(Source records)
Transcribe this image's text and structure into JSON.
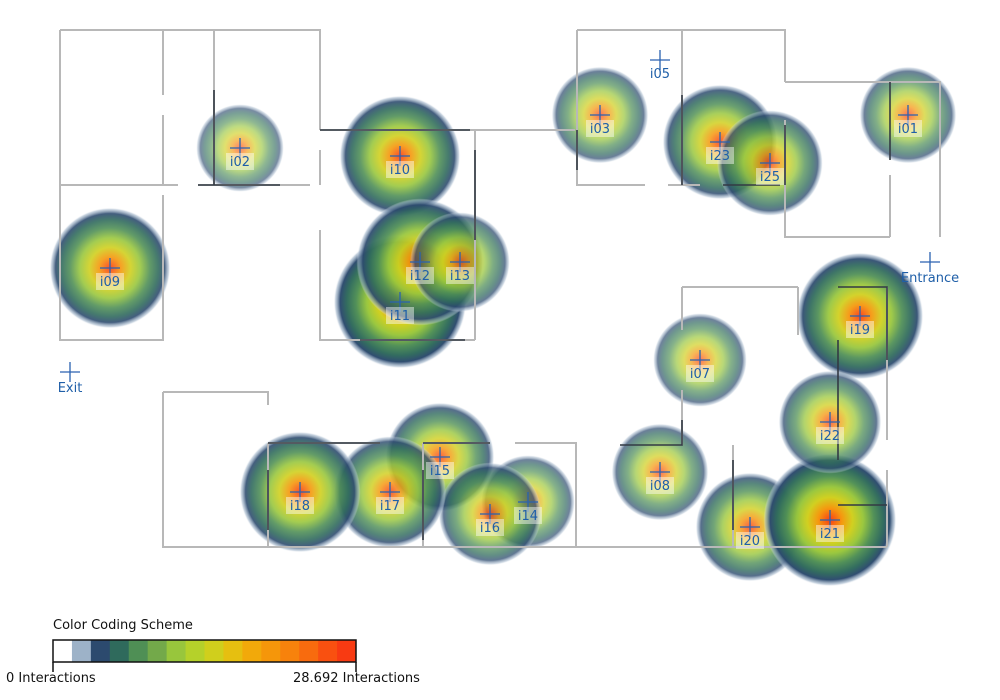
{
  "legend": {
    "title": "Color Coding Scheme",
    "min_label": "0 Interactions",
    "max_label": "28.692 Interactions",
    "colors": [
      "#ffffff",
      "#9db2c8",
      "#2c4a6e",
      "#2f6a5c",
      "#4f8f55",
      "#73a94a",
      "#98c63c",
      "#b5d12a",
      "#d0cf1c",
      "#e6bf10",
      "#f2a90a",
      "#f5960a",
      "#f7820c",
      "#f86b0e",
      "#f95010",
      "#f83a12"
    ]
  },
  "markers": [
    {
      "id": "i01",
      "label": "i01",
      "intensity": 0.35
    },
    {
      "id": "i02",
      "label": "i02",
      "intensity": 0.2
    },
    {
      "id": "i03",
      "label": "i03",
      "intensity": 0.35
    },
    {
      "id": "i05",
      "label": "i05",
      "intensity": 0
    },
    {
      "id": "i07",
      "label": "i07",
      "intensity": 0.3
    },
    {
      "id": "i08",
      "label": "i08",
      "intensity": 0.35
    },
    {
      "id": "i09",
      "label": "i09",
      "intensity": 0.75
    },
    {
      "id": "i10",
      "label": "i10",
      "intensity": 0.75
    },
    {
      "id": "i11",
      "label": "i11",
      "intensity": 0.95
    },
    {
      "id": "i12",
      "label": "i12",
      "intensity": 0.85
    },
    {
      "id": "i13",
      "label": "i13",
      "intensity": 0.4
    },
    {
      "id": "i14",
      "label": "i14",
      "intensity": 0.3
    },
    {
      "id": "i15",
      "label": "i15",
      "intensity": 0.55
    },
    {
      "id": "i16",
      "label": "i16",
      "intensity": 0.45
    },
    {
      "id": "i17",
      "label": "i17",
      "intensity": 0.6
    },
    {
      "id": "i18",
      "label": "i18",
      "intensity": 0.75
    },
    {
      "id": "i19",
      "label": "i19",
      "intensity": 0.85
    },
    {
      "id": "i20",
      "label": "i20",
      "intensity": 0.55
    },
    {
      "id": "i21",
      "label": "i21",
      "intensity": 0.95
    },
    {
      "id": "i22",
      "label": "i22",
      "intensity": 0.45
    },
    {
      "id": "i23",
      "label": "i23",
      "intensity": 0.65
    },
    {
      "id": "i25",
      "label": "i25",
      "intensity": 0.5
    }
  ],
  "waypoints": [
    {
      "id": "entrance",
      "label": "Entrance"
    },
    {
      "id": "exit",
      "label": "Exit"
    }
  ]
}
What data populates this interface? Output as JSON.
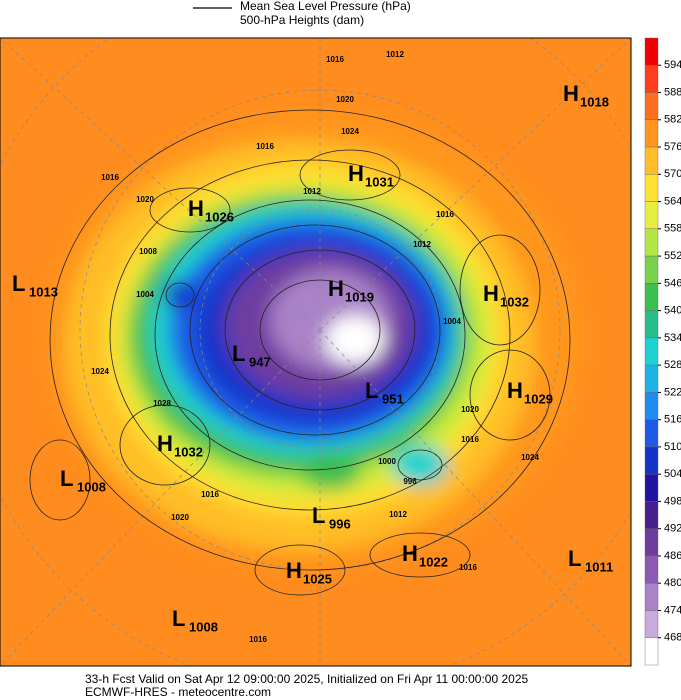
{
  "header": {
    "legend_line": "Mean Sea Level Pressure (hPa)",
    "legend_fill": "500-hPa Heights (dam)"
  },
  "colorbar": {
    "levels": [
      594,
      588,
      582,
      576,
      570,
      564,
      558,
      552,
      546,
      540,
      534,
      528,
      522,
      516,
      510,
      504,
      498,
      492,
      486,
      480,
      474,
      468
    ],
    "colors": [
      "#f00000",
      "#ff3c1e",
      "#ff6e1e",
      "#ff961e",
      "#ffbe28",
      "#ffe132",
      "#e6f03c",
      "#b4e646",
      "#78d24b",
      "#3cbe50",
      "#28be8c",
      "#1ed2d2",
      "#1eb4e6",
      "#1e8cf0",
      "#1e5ae6",
      "#1432c8",
      "#1e14a0",
      "#461e8c",
      "#6e3ca0",
      "#8c5ab4",
      "#aa82c8",
      "#c8aadc",
      "#ffffff"
    ]
  },
  "centers": [
    {
      "letter": "H",
      "value": 1018
    },
    {
      "letter": "H",
      "value": 1031
    },
    {
      "letter": "H",
      "value": 1026
    },
    {
      "letter": "L",
      "value": 1013
    },
    {
      "letter": "H",
      "value": 1019
    },
    {
      "letter": "H",
      "value": 1032
    },
    {
      "letter": "L",
      "value": 947
    },
    {
      "letter": "L",
      "value": 951
    },
    {
      "letter": "H",
      "value": 1029
    },
    {
      "letter": "H",
      "value": 1032
    },
    {
      "letter": "L",
      "value": 1008
    },
    {
      "letter": "L",
      "value": 996
    },
    {
      "letter": "H",
      "value": 1022
    },
    {
      "letter": "H",
      "value": 1025
    },
    {
      "letter": "L",
      "value": 1011
    },
    {
      "letter": "L",
      "value": 1008
    }
  ],
  "isobar_labels": [
    1012,
    1016,
    1020,
    1024,
    1016,
    1016,
    1020,
    1008,
    1004,
    1012,
    1016,
    1024,
    1028,
    1020,
    1016,
    1024,
    1016,
    1012,
    1016,
    1000,
    996,
    1012,
    1004,
    1016,
    1020
  ],
  "footer": {
    "line1": "33-h Fcst Valid on Sat Apr 12 09:00:00 2025, Initialized on Fri Apr 11 00:00:00 2025",
    "line2": "ECMWF-HRES  - meteocentre.com"
  }
}
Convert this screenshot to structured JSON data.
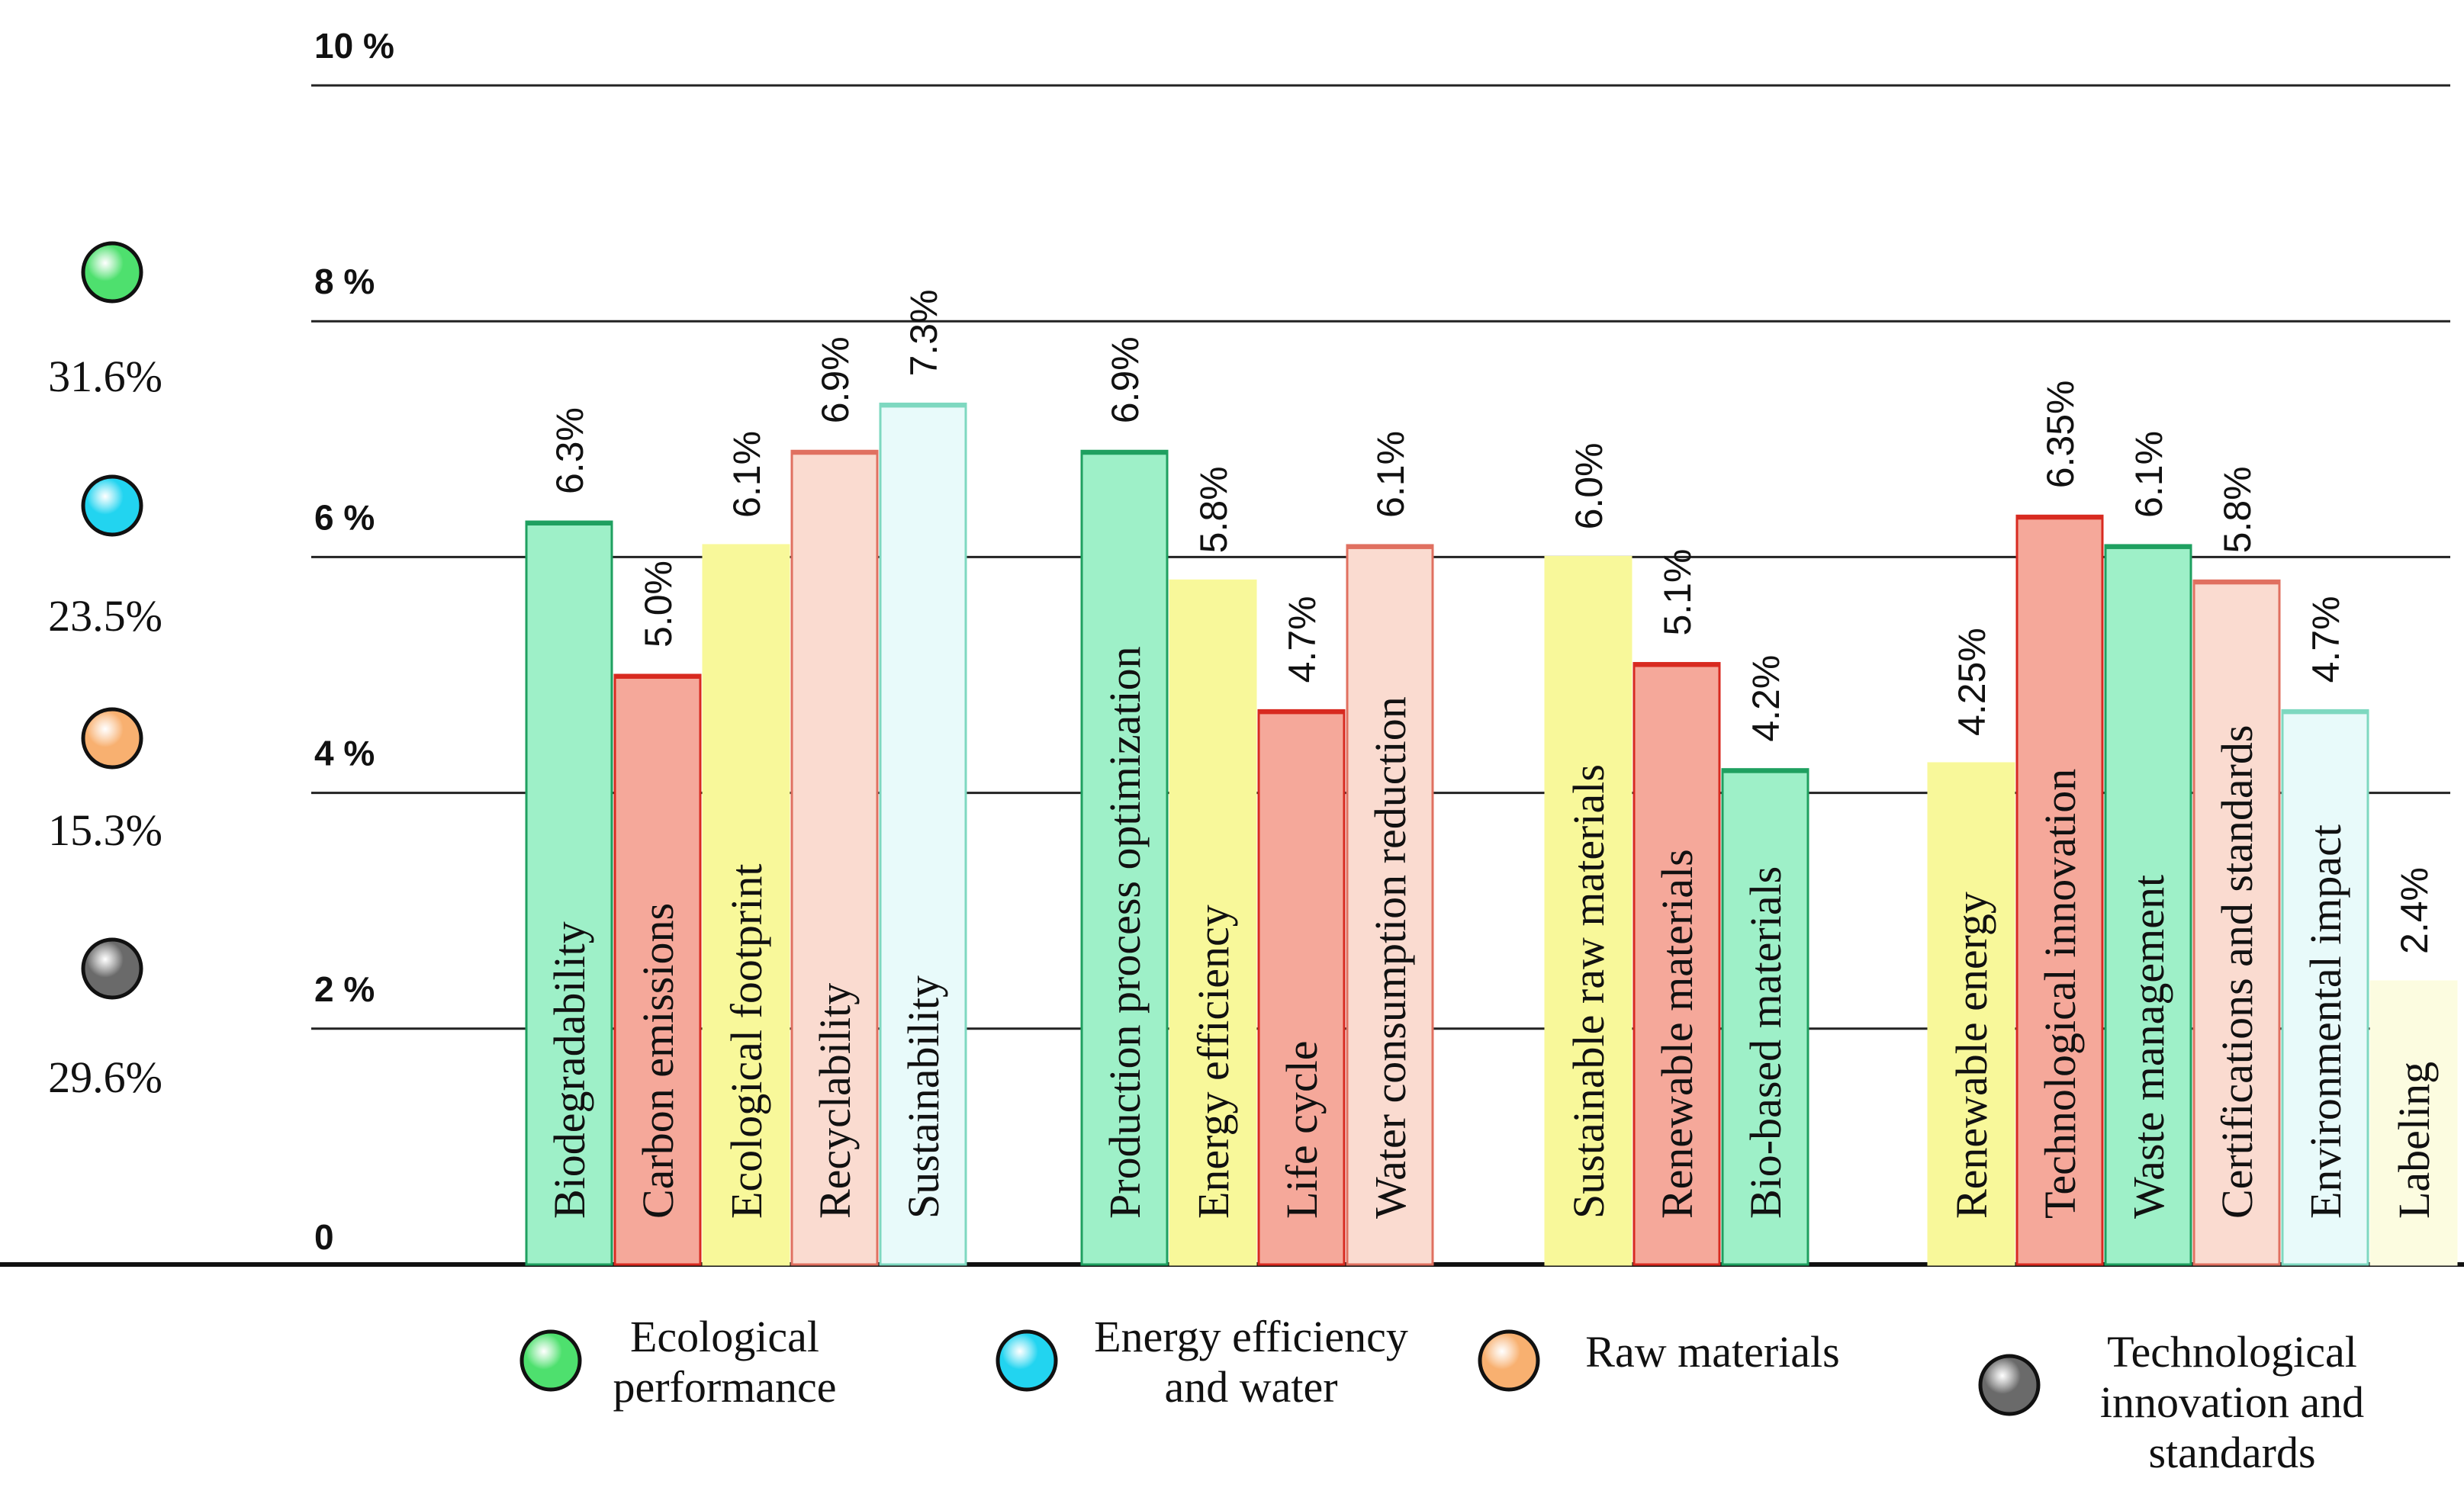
{
  "chart_data": {
    "type": "bar",
    "title": "",
    "xlabel": "",
    "ylabel": "",
    "ylim": [
      0,
      10
    ],
    "yticks": [
      0,
      2,
      4,
      6,
      8,
      10
    ],
    "ytick_labels": [
      "0",
      "2 %",
      "4 %",
      "6 %",
      "8 %",
      "10 %"
    ],
    "grid": true,
    "legend_position": "bottom",
    "groups": [
      {
        "name": "Ecological performance",
        "name_lines": [
          "Ecological",
          "performance"
        ],
        "share": "31.6%",
        "color": "#4ee06e",
        "bars": [
          {
            "label": "Biodegradability",
            "value": 6.3,
            "value_label": "6.3%",
            "fill": "#9ef0c8",
            "stroke": "#1fa060"
          },
          {
            "label": "Carbon emissions",
            "value": 5.0,
            "value_label": "5.0%",
            "fill": "#f5a89a",
            "stroke": "#d82a20"
          },
          {
            "label": "Ecological footprint",
            "value": 6.1,
            "value_label": "6.1%",
            "fill": "#f8f89a",
            "stroke": "#f8f89a"
          },
          {
            "label": "Recyclability",
            "value": 6.9,
            "value_label": "6.9%",
            "fill": "#fadbd0",
            "stroke": "#e07060"
          },
          {
            "label": "Sustainability",
            "value": 7.3,
            "value_label": "7.3%",
            "fill": "#e8fafa",
            "stroke": "#7ed8c0"
          }
        ]
      },
      {
        "name": "Energy efficiency and water",
        "name_lines": [
          "Energy efficiency",
          "and water"
        ],
        "share": "23.5%",
        "color": "#22d4f0",
        "bars": [
          {
            "label": "Production process optimization",
            "value": 6.9,
            "value_label": "6.9%",
            "fill": "#9ef0c8",
            "stroke": "#1fa060"
          },
          {
            "label": "Energy efficiency",
            "value": 5.8,
            "value_label": "5.8%",
            "fill": "#f8f89a",
            "stroke": "#f8f89a"
          },
          {
            "label": "Life cycle",
            "value": 4.7,
            "value_label": "4.7%",
            "fill": "#f5a89a",
            "stroke": "#d82a20"
          },
          {
            "label": "Water consumption reduction",
            "value": 6.1,
            "value_label": "6.1%",
            "fill": "#fadbd0",
            "stroke": "#e07060"
          }
        ]
      },
      {
        "name": "Raw materials",
        "name_lines": [
          "Raw materials"
        ],
        "share": "15.3%",
        "color": "#f8b070",
        "bars": [
          {
            "label": "Sustainable raw materials",
            "value": 6.0,
            "value_label": "6.0%",
            "fill": "#f8f89a",
            "stroke": "#f8f89a"
          },
          {
            "label": "Renewable materials",
            "value": 5.1,
            "value_label": "5.1%",
            "fill": "#f5a89a",
            "stroke": "#d82a20"
          },
          {
            "label": "Bio-based materials",
            "value": 4.2,
            "value_label": "4.2%",
            "fill": "#9ef0c8",
            "stroke": "#1fa060"
          }
        ]
      },
      {
        "name": "Technological innovation and standards",
        "name_lines": [
          "Technological",
          "innovation and",
          "standards"
        ],
        "share": "29.6%",
        "color": "#6a6a6a",
        "bars": [
          {
            "label": "Renewable energy",
            "value": 4.25,
            "value_label": "4.25%",
            "fill": "#f8f89a",
            "stroke": "#f8f89a"
          },
          {
            "label": "Technological innovation",
            "value": 6.35,
            "value_label": "6.35%",
            "fill": "#f5a89a",
            "stroke": "#d82a20"
          },
          {
            "label": "Waste management",
            "value": 6.1,
            "value_label": "6.1%",
            "fill": "#9ef0c8",
            "stroke": "#1fa060"
          },
          {
            "label": "Certifications and standards",
            "value": 5.8,
            "value_label": "5.8%",
            "fill": "#fadbd0",
            "stroke": "#e07060"
          },
          {
            "label": "Environmental impact",
            "value": 4.7,
            "value_label": "4.7%",
            "fill": "#e8fafa",
            "stroke": "#7ed8c0"
          },
          {
            "label": "Labeling",
            "value": 2.4,
            "value_label": "2.4%",
            "fill": "#fcfce0",
            "stroke": "#fcfce0"
          }
        ]
      }
    ]
  }
}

# EXERCISE BRIEF
List all lines above in which the string "efficiency" appears.

# SOLUTION
        "name": "Energy efficiency and water",
          "Energy efficiency",
            "label": "Energy efficiency",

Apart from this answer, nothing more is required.